### Entries supplied
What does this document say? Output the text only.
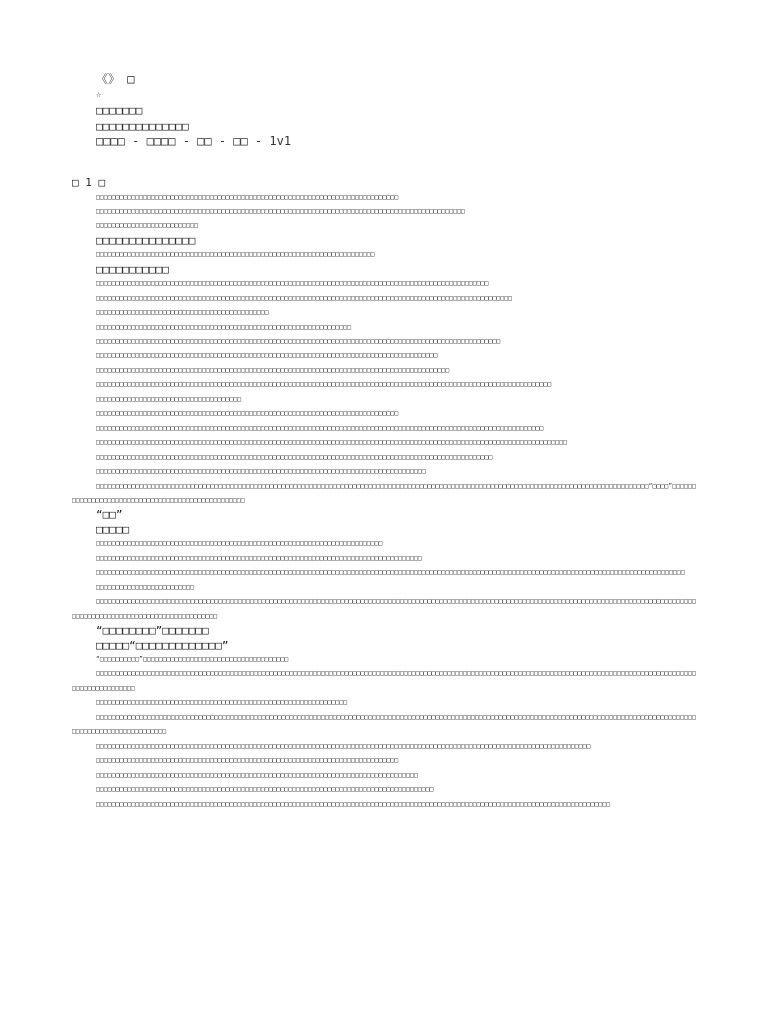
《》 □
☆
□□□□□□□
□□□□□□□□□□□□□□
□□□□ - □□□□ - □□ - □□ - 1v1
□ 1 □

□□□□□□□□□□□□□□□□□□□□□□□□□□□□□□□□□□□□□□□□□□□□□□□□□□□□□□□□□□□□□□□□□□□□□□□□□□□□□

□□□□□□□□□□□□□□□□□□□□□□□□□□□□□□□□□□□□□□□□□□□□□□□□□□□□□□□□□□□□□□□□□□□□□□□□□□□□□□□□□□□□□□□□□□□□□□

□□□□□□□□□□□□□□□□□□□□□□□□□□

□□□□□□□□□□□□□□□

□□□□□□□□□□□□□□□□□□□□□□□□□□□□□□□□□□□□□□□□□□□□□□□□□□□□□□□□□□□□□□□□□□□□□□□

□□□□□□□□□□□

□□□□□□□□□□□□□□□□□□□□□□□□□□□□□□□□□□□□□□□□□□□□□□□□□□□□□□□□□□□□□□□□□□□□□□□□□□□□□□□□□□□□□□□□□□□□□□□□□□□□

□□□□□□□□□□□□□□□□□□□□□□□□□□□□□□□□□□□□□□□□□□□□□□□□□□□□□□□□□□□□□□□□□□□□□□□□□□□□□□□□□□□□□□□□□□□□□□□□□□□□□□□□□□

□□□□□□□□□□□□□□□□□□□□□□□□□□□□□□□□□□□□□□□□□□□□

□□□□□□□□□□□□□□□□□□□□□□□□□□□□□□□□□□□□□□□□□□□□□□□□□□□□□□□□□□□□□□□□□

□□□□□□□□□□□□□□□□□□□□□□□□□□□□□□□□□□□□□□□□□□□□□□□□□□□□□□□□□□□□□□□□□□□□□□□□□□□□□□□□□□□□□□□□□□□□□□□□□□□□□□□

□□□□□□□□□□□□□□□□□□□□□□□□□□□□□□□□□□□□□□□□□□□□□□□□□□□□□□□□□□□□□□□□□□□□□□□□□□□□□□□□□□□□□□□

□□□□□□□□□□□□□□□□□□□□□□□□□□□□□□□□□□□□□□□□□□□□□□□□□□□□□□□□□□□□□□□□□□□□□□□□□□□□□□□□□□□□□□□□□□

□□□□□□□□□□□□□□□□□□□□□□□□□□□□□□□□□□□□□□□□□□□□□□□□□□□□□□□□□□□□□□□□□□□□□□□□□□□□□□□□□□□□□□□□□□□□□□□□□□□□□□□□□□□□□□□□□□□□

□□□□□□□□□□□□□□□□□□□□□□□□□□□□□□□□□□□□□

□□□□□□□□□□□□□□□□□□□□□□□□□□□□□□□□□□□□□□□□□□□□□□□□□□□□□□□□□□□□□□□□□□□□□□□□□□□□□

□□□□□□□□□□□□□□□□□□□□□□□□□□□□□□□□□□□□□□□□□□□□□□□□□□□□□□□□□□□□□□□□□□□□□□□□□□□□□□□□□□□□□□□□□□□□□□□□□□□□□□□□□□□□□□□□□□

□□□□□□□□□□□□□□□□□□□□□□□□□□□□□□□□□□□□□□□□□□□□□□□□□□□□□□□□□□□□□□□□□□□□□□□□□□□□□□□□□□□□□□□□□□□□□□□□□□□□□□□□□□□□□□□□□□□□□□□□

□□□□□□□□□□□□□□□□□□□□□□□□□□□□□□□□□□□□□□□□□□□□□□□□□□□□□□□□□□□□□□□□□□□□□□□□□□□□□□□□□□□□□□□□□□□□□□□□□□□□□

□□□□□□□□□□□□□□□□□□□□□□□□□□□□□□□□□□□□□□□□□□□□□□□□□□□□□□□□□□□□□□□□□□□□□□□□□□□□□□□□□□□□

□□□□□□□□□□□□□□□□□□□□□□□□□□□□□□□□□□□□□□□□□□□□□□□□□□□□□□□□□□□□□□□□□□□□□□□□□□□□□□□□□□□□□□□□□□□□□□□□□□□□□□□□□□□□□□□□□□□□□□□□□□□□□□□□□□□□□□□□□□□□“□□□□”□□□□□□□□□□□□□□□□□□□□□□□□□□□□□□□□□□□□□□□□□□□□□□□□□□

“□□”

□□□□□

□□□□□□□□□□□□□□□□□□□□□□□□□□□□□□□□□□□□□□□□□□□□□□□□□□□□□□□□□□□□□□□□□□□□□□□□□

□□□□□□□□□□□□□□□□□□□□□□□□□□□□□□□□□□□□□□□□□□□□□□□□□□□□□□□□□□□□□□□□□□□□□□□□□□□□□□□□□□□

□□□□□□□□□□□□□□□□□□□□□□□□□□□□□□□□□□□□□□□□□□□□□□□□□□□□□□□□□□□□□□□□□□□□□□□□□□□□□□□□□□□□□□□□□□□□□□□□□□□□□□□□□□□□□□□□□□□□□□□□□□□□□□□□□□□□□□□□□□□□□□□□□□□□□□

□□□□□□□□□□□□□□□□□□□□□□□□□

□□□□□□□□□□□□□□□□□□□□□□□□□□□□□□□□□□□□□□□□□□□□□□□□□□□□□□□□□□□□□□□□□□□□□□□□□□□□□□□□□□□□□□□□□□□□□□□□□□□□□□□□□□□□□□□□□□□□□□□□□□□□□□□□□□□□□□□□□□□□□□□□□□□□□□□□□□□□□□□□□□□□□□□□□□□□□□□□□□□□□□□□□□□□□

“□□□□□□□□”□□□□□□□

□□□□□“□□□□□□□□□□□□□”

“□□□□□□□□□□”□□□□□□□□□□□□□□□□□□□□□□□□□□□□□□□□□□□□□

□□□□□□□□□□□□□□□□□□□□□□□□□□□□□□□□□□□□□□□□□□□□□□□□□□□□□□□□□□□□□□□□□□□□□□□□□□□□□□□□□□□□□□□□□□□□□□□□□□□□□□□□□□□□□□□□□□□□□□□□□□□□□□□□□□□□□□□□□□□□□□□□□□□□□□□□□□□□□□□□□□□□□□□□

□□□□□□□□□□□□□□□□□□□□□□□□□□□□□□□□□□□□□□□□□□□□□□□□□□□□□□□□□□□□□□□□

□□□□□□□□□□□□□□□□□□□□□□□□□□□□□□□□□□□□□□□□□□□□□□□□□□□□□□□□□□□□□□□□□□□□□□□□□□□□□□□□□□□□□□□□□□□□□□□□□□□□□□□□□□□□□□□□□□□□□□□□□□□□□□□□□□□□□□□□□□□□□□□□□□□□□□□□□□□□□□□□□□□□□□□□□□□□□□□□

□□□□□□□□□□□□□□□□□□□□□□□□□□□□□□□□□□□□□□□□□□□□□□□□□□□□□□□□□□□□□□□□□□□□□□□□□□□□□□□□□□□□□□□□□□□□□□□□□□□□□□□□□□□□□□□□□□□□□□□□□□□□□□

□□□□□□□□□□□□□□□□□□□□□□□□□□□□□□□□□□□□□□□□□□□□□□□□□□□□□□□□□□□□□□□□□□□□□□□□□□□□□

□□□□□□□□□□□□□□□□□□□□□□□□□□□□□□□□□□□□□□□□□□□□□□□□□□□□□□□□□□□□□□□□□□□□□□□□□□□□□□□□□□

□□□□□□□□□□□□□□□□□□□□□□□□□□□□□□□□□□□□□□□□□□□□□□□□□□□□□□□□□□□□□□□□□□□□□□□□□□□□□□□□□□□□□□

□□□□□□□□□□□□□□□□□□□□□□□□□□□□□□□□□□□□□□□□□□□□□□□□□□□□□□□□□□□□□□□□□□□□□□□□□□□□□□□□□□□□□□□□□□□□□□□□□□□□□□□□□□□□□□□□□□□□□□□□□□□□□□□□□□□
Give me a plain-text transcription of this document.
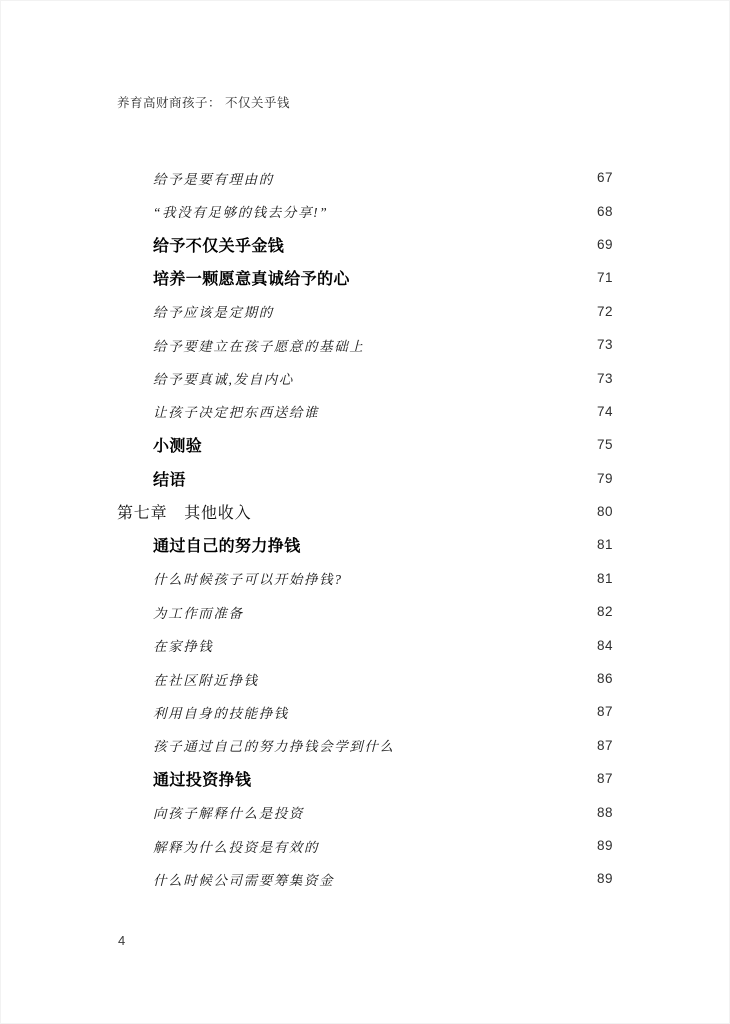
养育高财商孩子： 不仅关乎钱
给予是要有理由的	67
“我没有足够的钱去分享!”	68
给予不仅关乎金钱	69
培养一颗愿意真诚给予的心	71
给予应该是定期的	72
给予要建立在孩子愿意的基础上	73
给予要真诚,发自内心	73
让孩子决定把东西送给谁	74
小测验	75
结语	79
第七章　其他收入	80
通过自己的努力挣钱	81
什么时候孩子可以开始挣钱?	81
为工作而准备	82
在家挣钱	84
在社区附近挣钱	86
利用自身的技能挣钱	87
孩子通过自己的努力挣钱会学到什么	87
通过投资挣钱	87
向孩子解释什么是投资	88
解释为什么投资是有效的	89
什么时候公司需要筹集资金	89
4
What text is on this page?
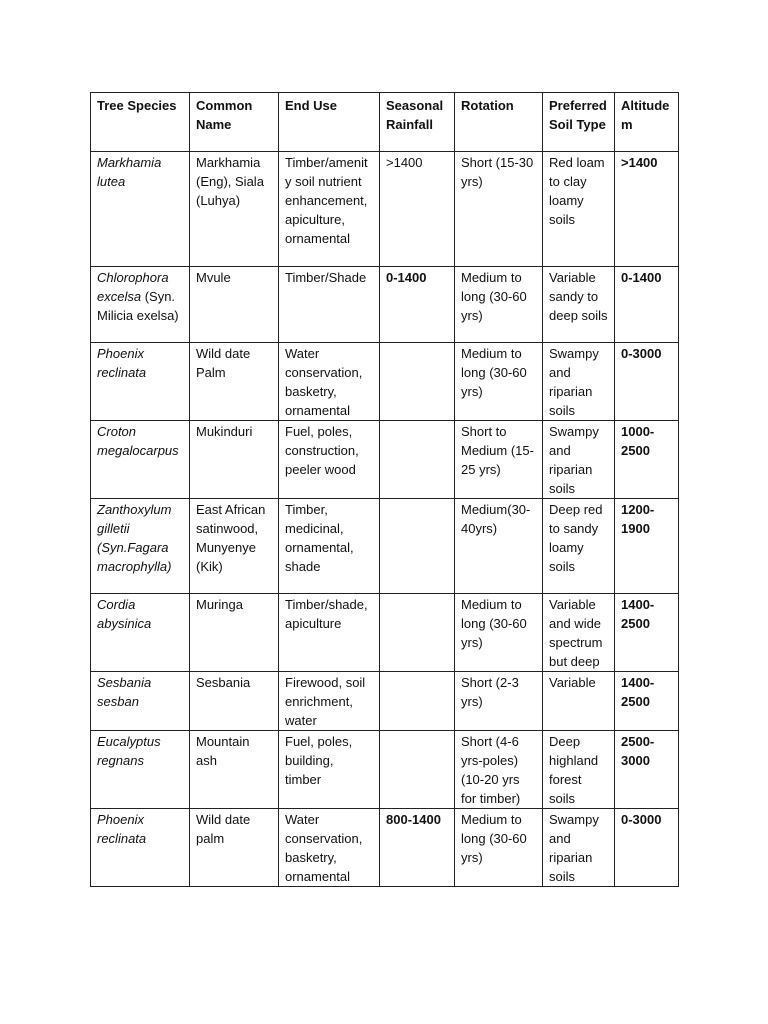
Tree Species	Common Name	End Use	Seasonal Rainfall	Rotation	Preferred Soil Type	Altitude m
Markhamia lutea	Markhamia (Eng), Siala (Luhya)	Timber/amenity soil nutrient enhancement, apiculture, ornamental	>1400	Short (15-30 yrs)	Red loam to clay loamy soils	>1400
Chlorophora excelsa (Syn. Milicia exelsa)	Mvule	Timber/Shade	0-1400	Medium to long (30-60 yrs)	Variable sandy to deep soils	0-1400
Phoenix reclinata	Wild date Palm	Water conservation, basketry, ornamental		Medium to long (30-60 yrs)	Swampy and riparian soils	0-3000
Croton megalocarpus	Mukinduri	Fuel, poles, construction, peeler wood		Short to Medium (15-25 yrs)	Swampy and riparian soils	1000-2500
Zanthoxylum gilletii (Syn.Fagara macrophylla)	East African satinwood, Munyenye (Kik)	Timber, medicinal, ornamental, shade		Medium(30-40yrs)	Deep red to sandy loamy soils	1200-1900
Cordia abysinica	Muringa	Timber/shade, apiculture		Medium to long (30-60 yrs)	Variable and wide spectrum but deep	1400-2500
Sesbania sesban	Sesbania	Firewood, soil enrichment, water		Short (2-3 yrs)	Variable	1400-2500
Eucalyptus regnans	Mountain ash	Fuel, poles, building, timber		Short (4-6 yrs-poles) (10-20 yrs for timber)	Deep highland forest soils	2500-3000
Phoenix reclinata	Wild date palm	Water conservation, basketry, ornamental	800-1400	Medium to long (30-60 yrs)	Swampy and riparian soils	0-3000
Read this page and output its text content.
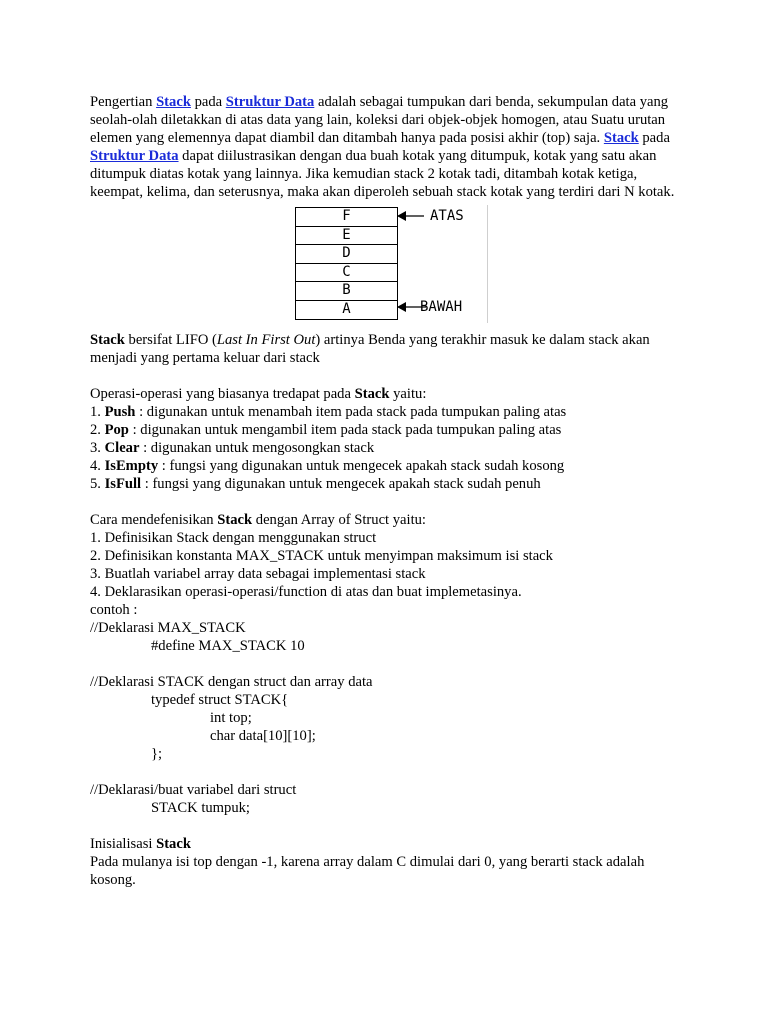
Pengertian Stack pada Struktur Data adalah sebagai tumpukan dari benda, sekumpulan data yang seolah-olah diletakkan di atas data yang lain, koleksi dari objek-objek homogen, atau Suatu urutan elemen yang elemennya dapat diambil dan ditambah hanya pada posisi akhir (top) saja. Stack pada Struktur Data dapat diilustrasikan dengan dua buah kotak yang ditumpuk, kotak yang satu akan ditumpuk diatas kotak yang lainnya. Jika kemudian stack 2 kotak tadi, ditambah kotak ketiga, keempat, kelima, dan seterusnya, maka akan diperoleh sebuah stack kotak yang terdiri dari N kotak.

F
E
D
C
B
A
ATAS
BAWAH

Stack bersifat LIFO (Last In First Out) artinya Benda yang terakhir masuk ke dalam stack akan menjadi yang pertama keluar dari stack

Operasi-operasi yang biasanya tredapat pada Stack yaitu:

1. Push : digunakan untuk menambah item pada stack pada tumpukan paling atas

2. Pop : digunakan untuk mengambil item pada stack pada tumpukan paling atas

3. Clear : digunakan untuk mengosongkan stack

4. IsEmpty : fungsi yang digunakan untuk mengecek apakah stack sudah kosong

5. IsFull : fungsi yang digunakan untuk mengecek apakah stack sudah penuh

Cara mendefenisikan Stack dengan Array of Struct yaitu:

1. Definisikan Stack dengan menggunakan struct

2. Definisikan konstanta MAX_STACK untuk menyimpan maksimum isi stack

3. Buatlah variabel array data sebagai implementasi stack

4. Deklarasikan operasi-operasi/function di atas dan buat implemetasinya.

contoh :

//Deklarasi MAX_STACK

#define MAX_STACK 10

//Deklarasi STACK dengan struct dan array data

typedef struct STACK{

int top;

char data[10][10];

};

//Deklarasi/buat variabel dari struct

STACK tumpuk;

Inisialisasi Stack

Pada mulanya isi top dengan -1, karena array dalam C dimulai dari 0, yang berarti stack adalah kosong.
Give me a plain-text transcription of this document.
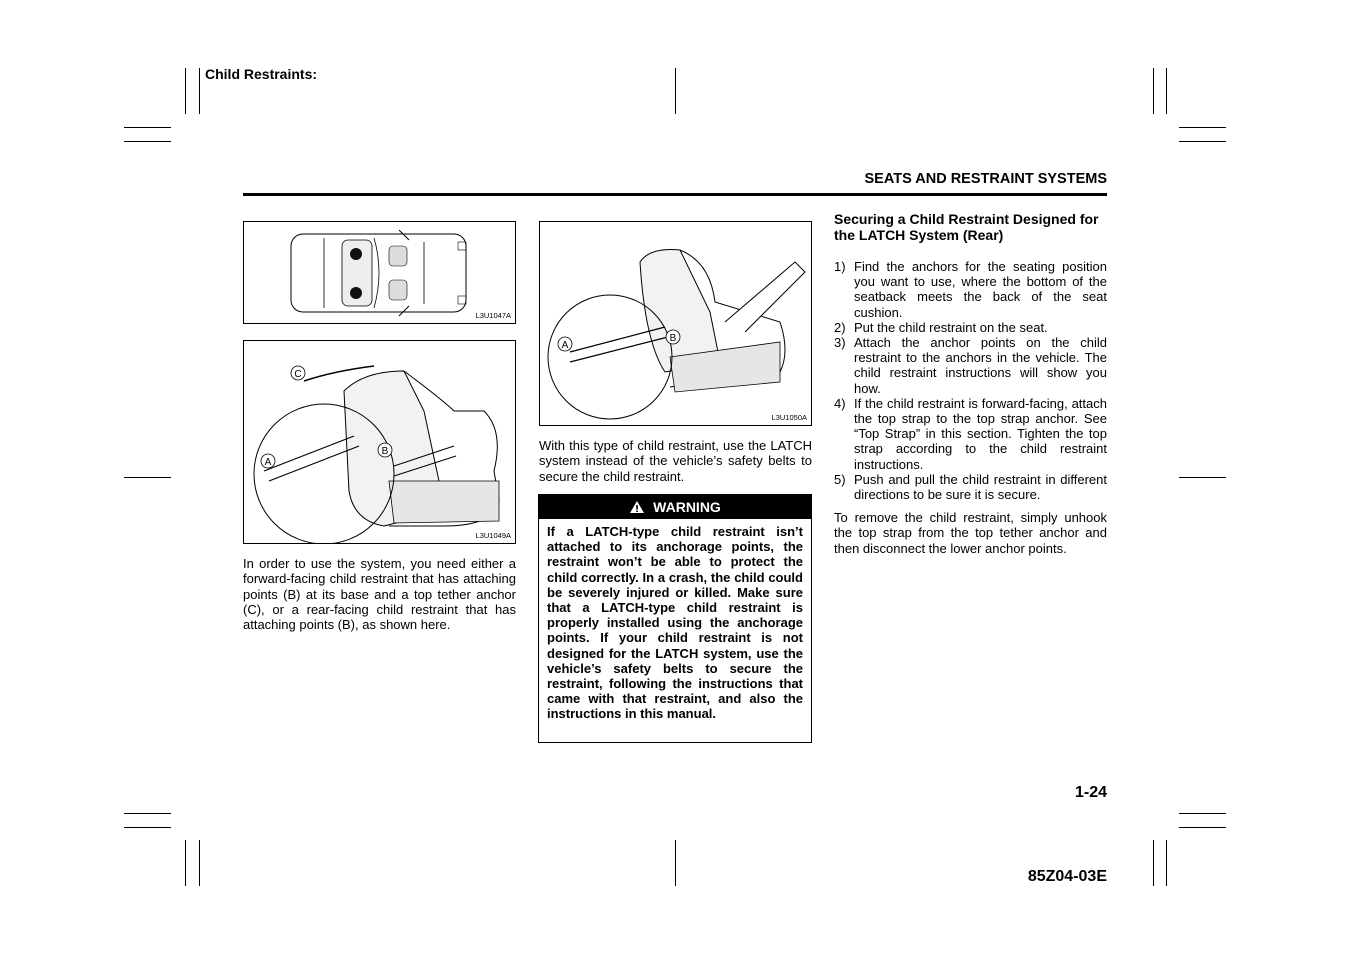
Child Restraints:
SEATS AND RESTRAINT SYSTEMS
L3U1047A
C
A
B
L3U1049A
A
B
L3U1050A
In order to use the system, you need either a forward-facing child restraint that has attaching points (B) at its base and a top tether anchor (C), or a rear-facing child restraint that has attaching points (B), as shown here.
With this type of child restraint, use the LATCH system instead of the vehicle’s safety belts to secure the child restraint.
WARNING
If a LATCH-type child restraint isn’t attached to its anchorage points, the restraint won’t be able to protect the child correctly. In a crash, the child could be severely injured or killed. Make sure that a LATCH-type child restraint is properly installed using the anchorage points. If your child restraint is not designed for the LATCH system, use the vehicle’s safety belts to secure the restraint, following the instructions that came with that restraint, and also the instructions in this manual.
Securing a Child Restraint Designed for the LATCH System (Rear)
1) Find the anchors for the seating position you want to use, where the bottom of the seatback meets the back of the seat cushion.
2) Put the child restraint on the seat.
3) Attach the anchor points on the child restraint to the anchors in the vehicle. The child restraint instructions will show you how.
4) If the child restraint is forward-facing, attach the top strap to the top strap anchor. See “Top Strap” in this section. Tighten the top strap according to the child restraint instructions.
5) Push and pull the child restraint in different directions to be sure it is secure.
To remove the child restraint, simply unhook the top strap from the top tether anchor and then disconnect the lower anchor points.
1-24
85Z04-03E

### Problem statement
Count how many lines of the material hold the string "Wild". Give the number and nothing more.

### Response for this exercise
2